# TASK MATERIAL:
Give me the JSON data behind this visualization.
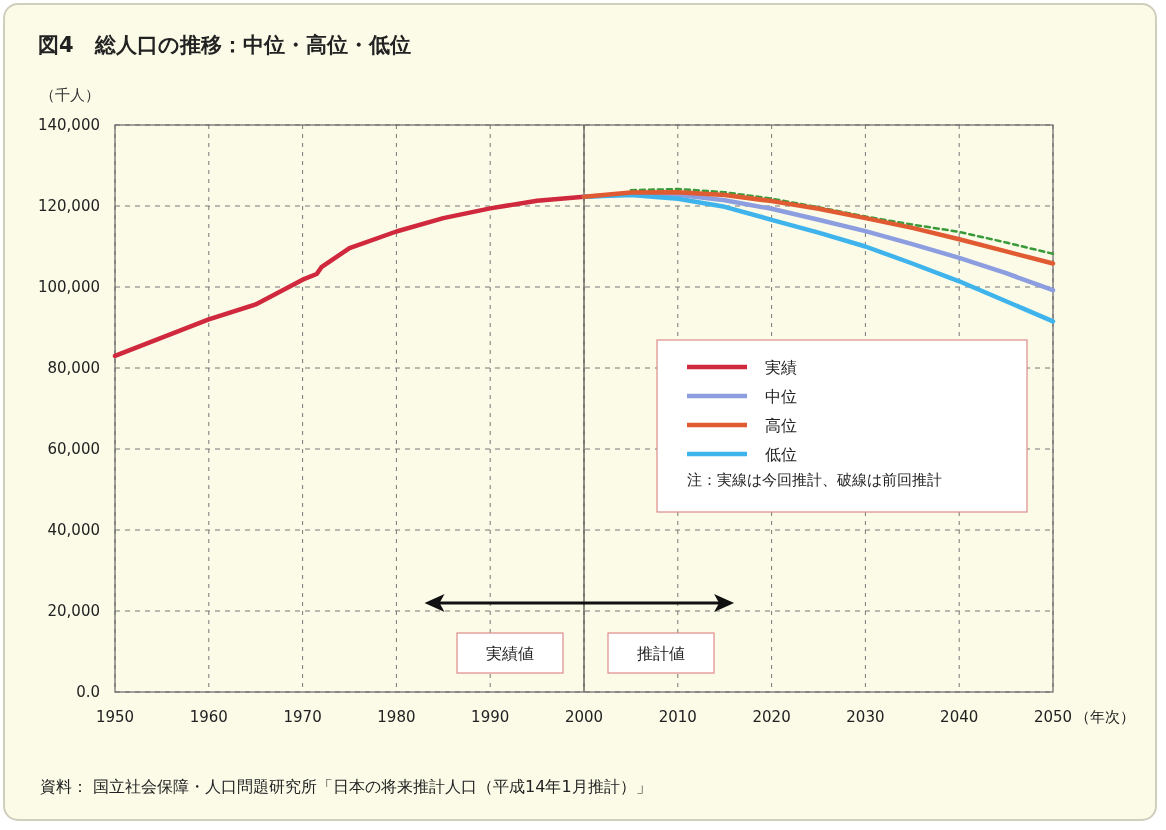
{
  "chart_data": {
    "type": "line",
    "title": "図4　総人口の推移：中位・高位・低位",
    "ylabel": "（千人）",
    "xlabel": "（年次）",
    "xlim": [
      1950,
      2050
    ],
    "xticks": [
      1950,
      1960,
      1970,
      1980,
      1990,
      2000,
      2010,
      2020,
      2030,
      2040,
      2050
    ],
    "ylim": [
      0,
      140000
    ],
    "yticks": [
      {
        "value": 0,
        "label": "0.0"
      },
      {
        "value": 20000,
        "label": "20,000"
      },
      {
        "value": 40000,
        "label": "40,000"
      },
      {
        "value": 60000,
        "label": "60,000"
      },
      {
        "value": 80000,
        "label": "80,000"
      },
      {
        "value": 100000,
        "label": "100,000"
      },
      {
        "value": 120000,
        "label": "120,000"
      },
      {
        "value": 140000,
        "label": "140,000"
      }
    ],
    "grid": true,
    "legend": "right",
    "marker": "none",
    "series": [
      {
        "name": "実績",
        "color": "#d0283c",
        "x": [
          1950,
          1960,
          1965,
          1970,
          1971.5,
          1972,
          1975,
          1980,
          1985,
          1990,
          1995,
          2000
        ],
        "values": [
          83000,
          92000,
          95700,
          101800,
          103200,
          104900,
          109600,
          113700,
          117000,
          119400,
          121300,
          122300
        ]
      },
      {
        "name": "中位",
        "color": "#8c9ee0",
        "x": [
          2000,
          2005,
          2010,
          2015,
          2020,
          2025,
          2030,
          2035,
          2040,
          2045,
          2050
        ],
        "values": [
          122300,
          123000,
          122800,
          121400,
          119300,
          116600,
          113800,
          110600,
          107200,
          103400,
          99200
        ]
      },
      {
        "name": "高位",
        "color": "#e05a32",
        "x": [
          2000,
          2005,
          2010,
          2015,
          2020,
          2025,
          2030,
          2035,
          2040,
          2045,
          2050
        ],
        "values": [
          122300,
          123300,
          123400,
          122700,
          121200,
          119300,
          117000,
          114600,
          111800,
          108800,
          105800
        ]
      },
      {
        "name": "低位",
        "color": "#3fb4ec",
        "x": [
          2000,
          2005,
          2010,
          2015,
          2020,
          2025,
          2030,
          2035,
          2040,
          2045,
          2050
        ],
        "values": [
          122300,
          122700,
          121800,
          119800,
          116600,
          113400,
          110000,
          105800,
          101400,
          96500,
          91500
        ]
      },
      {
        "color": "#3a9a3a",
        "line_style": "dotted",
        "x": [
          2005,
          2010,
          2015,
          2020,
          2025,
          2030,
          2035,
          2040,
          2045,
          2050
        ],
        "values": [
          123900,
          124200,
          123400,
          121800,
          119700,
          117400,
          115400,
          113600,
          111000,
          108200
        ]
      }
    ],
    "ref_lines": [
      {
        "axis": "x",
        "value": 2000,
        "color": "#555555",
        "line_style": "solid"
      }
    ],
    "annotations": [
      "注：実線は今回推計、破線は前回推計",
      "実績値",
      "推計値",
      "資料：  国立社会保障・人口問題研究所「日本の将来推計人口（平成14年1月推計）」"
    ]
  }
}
==
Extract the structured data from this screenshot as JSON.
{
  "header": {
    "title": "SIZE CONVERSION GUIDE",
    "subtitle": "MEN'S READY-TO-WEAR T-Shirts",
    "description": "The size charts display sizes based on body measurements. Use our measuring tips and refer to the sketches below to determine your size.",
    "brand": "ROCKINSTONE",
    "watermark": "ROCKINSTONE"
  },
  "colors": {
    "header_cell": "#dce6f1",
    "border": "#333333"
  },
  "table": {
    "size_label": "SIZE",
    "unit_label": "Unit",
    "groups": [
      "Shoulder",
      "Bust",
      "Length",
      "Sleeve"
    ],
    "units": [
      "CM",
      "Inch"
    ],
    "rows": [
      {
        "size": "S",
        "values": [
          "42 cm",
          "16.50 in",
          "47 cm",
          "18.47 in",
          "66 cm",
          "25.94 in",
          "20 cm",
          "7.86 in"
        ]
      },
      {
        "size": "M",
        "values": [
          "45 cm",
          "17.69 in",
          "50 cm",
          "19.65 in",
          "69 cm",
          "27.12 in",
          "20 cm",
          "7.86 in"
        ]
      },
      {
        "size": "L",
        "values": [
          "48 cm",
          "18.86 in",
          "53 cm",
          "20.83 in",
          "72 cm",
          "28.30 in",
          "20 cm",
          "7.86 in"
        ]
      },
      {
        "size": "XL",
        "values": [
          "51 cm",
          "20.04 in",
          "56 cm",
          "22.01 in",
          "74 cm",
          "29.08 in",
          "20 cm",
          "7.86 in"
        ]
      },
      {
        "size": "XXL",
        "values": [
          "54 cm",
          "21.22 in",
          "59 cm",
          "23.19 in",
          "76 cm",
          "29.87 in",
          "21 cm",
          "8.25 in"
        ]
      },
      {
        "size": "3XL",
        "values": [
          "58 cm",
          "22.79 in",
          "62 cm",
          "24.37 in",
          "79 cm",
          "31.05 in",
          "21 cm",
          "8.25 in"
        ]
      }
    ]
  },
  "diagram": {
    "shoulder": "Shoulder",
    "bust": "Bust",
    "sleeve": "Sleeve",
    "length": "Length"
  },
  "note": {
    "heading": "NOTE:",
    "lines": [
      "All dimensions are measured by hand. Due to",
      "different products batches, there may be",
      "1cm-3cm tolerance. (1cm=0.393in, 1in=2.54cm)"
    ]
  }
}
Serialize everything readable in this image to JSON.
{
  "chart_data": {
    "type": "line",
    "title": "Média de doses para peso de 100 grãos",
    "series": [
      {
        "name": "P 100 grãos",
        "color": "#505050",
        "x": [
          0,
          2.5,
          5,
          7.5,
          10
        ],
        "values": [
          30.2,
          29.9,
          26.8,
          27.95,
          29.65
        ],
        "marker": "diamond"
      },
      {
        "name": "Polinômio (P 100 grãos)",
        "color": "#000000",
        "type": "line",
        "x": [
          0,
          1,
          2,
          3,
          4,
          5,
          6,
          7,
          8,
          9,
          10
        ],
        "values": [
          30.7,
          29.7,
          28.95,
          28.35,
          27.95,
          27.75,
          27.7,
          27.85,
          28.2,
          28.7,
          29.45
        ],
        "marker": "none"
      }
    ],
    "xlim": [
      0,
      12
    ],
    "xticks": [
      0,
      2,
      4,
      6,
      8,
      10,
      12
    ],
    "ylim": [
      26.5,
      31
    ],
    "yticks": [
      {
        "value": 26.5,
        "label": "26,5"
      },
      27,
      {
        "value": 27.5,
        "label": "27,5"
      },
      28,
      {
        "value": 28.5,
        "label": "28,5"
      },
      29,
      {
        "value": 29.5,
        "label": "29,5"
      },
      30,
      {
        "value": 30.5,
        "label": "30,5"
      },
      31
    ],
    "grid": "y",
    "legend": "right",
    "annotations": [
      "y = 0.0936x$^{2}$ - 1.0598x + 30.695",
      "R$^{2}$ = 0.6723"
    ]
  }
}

# STATED GOAL:
Each line in the data that holds the string "JSON" should be found and copied.

# TASK RESPONSE:
Give me the JSON data behind this visualization.
Extract the structured data from this screenshot as JSON.
Serialize everything readable in this image to JSON.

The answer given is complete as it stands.